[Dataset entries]
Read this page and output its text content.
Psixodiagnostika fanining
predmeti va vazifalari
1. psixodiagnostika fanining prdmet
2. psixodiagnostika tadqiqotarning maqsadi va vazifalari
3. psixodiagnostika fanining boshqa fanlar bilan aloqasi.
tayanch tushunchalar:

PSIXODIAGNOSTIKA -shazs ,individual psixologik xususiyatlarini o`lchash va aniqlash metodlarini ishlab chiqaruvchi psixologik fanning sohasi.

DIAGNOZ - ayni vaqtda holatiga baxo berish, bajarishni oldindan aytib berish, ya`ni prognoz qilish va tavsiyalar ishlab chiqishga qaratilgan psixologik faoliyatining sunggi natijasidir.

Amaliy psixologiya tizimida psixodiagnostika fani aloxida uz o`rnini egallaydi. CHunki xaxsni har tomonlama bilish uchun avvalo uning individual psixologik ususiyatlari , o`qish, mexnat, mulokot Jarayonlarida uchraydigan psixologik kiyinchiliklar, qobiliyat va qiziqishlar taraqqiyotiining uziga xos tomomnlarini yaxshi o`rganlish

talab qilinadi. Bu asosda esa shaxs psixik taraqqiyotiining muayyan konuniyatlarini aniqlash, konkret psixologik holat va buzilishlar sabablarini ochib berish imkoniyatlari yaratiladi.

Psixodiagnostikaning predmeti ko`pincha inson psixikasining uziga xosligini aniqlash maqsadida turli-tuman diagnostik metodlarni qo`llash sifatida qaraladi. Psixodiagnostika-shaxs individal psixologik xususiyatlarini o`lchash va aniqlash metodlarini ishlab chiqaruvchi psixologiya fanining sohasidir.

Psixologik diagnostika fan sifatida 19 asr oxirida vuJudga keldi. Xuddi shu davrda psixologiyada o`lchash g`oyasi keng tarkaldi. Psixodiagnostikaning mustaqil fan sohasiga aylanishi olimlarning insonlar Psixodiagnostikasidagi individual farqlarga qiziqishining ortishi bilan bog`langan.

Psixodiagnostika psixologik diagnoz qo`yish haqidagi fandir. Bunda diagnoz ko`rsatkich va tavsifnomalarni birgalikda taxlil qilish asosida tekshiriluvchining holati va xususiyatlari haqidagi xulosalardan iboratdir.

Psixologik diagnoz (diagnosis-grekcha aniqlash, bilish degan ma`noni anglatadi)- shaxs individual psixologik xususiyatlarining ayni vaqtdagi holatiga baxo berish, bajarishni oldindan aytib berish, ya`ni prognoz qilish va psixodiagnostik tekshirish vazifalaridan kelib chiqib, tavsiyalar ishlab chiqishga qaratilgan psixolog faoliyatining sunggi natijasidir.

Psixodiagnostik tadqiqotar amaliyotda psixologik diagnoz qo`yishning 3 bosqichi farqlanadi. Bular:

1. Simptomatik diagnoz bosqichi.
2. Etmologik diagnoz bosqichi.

* _DESCRIPTION OF THE TASK_: Output the whole listing above again, word for word.

* _COMPLETE OUTPUT_:
Read this page and output its text content.
Psixodiagnostika fanining
predmeti va vazifalari
1. psixodiagnostika fanining prdmet
2. psixodiagnostika tadqiqotarning maqsadi va vazifalari
3. psixodiagnostika fanining boshqa fanlar bilan aloqasi.
tayanch tushunchalar:

PSIXODIAGNOSTIKA -shazs ,individual psixologik xususiyatlarini o`lchash va aniqlash metodlarini ishlab chiqaruvchi psixologik fanning sohasi.

DIAGNOZ - ayni vaqtda holatiga baxo berish, bajarishni oldindan aytib berish, ya`ni prognoz qilish va tavsiyalar ishlab chiqishga qaratilgan psixologik faoliyatining sunggi natijasidir.

Amaliy psixologiya tizimida psixodiagnostika fani aloxida uz o`rnini egallaydi. CHunki xaxsni har tomonlama bilish uchun avvalo uning individual psixologik ususiyatlari , o`qish, mexnat, mulokot Jarayonlarida uchraydigan psixologik kiyinchiliklar, qobiliyat va qiziqishlar taraqqiyotiining uziga xos tomomnlarini yaxshi o`rganlish

talab qilinadi. Bu asosda esa shaxs psixik taraqqiyotiining muayyan konuniyatlarini aniqlash, konkret psixologik holat va buzilishlar sabablarini ochib berish imkoniyatlari yaratiladi.

Psixodiagnostikaning predmeti ko`pincha inson psixikasining uziga xosligini aniqlash maqsadida turli-tuman diagnostik metodlarni qo`llash sifatida qaraladi. Psixodiagnostika-shaxs individal psixologik xususiyatlarini o`lchash va aniqlash metodlarini ishlab chiqaruvchi psixologiya fanining sohasidir.

Psixologik diagnostika fan sifatida 19 asr oxirida vuJudga keldi. Xuddi shu davrda psixologiyada o`lchash g`oyasi keng tarkaldi. Psixodiagnostikaning mustaqil fan sohasiga aylanishi olimlarning insonlar Psixodiagnostikasidagi individual farqlarga qiziqishining ortishi bilan bog`langan.

Psixodiagnostika psixologik diagnoz qo`yish haqidagi fandir. Bunda diagnoz ko`rsatkich va tavsifnomalarni birgalikda taxlil qilish asosida tekshiriluvchining holati va xususiyatlari haqidagi xulosalardan iboratdir.

Psixologik diagnoz (diagnosis-grekcha aniqlash, bilish degan ma`noni anglatadi)- shaxs individual psixologik xususiyatlarining ayni vaqtdagi holatiga baxo berish, bajarishni oldindan aytib berish, ya`ni prognoz qilish va psixodiagnostik tekshirish vazifalaridan kelib chiqib, tavsiyalar ishlab chiqishga qaratilgan psixolog faoliyatining sunggi natijasidir.

Psixodiagnostik tadqiqotar amaliyotda psixologik diagnoz qo`yishning 3 bosqichi farqlanadi. Bular:

1. Simptomatik diagnoz bosqichi.
2. Etmologik diagnoz bosqichi.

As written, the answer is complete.